__PROBLEMA POR RESOLVER__.
Reproduce completo y sin cambios el fragmento sobre los marcos de reconocimiento que aparece a continuación.

__FRAGMENTO FUENTE__.
Como ya bien lo apuntó Judith Butler en varias ocasiones, los marcos de reconocimiento permiten y ocultan la percepción de la nuda vida al filtrar el diferencial social de la vulnerabilidad humana. En virtud de ello, ella distingue la ontología precaria del ser humano de aquella otra política que distribuye las vulnerabilidades en base al control de los marcos de reconocimiento (Butler, 2010, p. 15)8. El dominio de los mencionados “marcos” debe interpretarse como un arco de tensiones constituido por los múltiples intentos de monopolizar aquellos recursos semánticos que permiten la inteligibilidad de la precariedad, del sufrimiento y del reconocimiento. De ahí el interés de Butler por desnudar aquellas fuerzas: nervios de control semiótico que no solo invisibilizan los múltiples “rostros” de la precariedad humana, sino que también impiden su articulación e inteligibilidad, y en consecuencia, sus publicidades y oportunidades de ser escuchados y sentidos9. La importancia de traer a colación este asunto es que en base a los mencionados “marcos” algunos cuerpos son percibidos como dignos de ser llorados, mientras otros no; por algunos cuerpos se siente empatía y se movilizan las calles, se saturan las columnas de opinión en los periódicos, radios, televisión e internet, mientras que por otros ni siquiera nos encogemos de hombros. Para ilustrar parte de esta dinámica menciono un caso ilustrativo: el 26 de marzo de 2016 la sección internacional de The New York Times divulgó un videoinforme realizado por Dan Ruetenik y Margaret Cheatham (2016) acerca de los ataques cometidos por el autoproclamado “Estado islámico” en Ankara, Costa de Marfil, Irak, Siria, Nigeria y otros países, simultáneos a los de Bruselas y París. Sin preámbulo, el videoinforme interpeló a un Occidente que no contento con teñir Google de rojo, azul y blanco, protagonizó un sinfín de solidarios activismos signados por una congoja y empatía selectivas. Artículos en prensa y variadas columnas de opinión que reflexionaban sobre el golpe cultural, político e ideático que significaban los atentados de París y Bruselas no realizaban referencia alguna al sufrimiento de miles de personas de países subdesarrollados, desnudando así el hecho de que nuestras atenciones fueron dirigidas, por no decir ya, secuestradas; y que en ese momento, hubo para nosotros cuerpos que, al decir de Judith Butler, merecían ser llorados y cuerpos que no.

__REGISTROS DE DATOS__.
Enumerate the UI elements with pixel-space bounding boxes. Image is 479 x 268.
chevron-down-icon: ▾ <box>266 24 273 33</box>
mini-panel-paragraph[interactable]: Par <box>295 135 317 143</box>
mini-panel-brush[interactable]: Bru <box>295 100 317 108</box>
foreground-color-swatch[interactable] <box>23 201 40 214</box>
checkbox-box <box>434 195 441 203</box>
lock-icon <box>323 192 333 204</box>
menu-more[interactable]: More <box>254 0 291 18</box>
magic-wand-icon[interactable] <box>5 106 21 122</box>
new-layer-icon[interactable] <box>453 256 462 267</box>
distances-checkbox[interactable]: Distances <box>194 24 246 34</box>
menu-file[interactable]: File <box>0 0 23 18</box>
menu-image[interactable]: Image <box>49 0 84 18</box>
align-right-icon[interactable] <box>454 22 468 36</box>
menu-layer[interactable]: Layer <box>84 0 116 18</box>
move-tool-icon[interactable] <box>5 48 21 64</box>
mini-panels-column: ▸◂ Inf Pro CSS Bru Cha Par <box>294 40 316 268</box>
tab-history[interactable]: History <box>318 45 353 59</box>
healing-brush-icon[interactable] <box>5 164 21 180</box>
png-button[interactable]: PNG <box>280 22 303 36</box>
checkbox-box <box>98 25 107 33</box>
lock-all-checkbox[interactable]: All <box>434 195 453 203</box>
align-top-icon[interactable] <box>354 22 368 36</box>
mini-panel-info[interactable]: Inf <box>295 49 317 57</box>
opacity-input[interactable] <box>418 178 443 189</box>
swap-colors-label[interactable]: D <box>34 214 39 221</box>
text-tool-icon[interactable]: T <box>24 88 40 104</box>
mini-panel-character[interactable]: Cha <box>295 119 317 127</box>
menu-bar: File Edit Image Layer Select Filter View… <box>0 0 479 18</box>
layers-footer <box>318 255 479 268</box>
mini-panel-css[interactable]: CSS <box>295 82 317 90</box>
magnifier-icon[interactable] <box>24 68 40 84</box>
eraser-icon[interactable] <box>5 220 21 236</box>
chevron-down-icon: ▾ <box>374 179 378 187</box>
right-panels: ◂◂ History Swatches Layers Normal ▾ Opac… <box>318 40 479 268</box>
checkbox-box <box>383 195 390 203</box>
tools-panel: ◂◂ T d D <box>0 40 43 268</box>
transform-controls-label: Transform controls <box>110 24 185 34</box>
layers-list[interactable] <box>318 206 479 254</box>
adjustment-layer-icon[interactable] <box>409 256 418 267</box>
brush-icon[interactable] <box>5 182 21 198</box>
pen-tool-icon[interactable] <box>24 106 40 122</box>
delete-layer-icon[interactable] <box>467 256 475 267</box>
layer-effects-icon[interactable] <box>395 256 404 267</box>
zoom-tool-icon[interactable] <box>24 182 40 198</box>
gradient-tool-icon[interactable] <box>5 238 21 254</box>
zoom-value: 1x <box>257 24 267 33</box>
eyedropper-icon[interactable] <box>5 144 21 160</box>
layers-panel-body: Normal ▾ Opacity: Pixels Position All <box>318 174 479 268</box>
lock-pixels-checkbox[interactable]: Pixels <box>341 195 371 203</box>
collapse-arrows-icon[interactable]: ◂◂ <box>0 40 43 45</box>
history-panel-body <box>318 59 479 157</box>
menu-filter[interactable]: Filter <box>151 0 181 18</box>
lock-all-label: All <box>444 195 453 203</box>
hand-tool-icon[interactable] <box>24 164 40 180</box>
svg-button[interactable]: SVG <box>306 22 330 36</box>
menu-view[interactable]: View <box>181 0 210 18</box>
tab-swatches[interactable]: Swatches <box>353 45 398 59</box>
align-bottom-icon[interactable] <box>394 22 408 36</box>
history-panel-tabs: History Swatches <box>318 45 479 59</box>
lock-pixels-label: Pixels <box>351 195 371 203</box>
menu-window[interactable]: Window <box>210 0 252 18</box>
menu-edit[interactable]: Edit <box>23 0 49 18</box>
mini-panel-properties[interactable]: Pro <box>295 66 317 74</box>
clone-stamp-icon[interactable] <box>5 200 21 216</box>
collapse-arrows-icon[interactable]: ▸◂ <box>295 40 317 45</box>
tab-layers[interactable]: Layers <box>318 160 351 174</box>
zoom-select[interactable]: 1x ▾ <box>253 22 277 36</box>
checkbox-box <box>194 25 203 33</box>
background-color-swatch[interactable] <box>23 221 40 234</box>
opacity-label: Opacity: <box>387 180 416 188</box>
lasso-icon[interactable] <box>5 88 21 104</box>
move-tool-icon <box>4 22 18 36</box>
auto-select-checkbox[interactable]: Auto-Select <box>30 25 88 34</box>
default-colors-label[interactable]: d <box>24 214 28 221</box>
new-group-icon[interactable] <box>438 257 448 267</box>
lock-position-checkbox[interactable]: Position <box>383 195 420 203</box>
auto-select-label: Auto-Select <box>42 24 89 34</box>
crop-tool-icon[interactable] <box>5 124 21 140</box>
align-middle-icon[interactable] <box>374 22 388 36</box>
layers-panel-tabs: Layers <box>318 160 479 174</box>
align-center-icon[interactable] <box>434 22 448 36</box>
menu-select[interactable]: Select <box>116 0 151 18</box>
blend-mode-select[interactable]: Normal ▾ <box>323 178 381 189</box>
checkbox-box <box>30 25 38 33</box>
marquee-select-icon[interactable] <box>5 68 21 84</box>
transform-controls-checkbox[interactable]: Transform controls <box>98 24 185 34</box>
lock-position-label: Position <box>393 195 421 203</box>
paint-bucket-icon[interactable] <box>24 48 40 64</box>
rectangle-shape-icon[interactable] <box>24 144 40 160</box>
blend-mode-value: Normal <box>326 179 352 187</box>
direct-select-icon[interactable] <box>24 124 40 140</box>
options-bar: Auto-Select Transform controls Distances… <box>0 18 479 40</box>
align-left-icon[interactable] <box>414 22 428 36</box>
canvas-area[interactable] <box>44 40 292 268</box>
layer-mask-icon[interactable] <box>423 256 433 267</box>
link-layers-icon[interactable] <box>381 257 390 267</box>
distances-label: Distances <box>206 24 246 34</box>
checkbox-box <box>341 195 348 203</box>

__RESPUESTA ESPERADA__.
Como ya bien lo apuntó Judith Butler en varias ocasiones, los marcos de reconocimiento permiten y ocultan la percepción de la nuda vida al filtrar el diferencial social de la vulnerabilidad humana. En virtud de ello, ella distingue la ontología precaria del ser humano de aquella otra política que distribuye las vulnerabilidades en base al control de los marcos de reconocimiento (Butler, 2010, p. 15)8. El dominio de los mencionados “marcos” debe interpretarse como un arco de tensiones constituido por los múltiples intentos de monopolizar aquellos recursos semánticos que permiten la inteligibilidad de la precariedad, del sufrimiento y del reconocimiento. De ahí el interés de Butler por desnudar aquellas fuerzas: nervios de control semiótico que no solo invisibilizan los múltiples “rostros” de la precariedad humana, sino que también impiden su articulación e inteligibilidad, y en consecuencia, sus publicidades y oportunidades de ser escuchados y sentidos9. La importancia de traer a colación este asunto es que en base a los mencionados “marcos” algunos cuerpos son percibidos como dignos de ser llorados, mientras otros no; por algunos cuerpos se siente empatía y se movilizan las calles, se saturan las columnas de opinión en los periódicos, radios, televisión e internet, mientras que por otros ni siquiera nos encogemos de hombros. Para ilustrar parte de esta dinámica menciono un caso ilustrativo: el 26 de marzo de 2016 la sección internacional de The New York Times divulgó un videoinforme realizado por Dan Ruetenik y Margaret Cheatham (2016) acerca de los ataques cometidos por el autoproclamado “Estado islámico” en Ankara, Costa de Marfil, Irak, Siria, Nigeria y otros países, simultáneos a los de Bruselas y París. Sin preámbulo, el videoinforme interpeló a un Occidente que no contento con teñir Google de rojo, azul y blanco, protagonizó un sinfín de solidarios activismos signados por una congoja y empatía selectivas. Artículos en prensa y variadas columnas de opinión que reflexionaban sobre el golpe cultural, político e ideático que significaban los atentados de París y Bruselas no realizaban referencia alguna al sufrimiento de miles de personas de países subdesarrollados, desnudando así el hecho de que nuestras atenciones fueron dirigidas, por no decir ya, secuestradas; y que en ese momento, hubo para nosotros cuerpos que, al decir de Judith Butler, merecían ser llorados y cuerpos que no.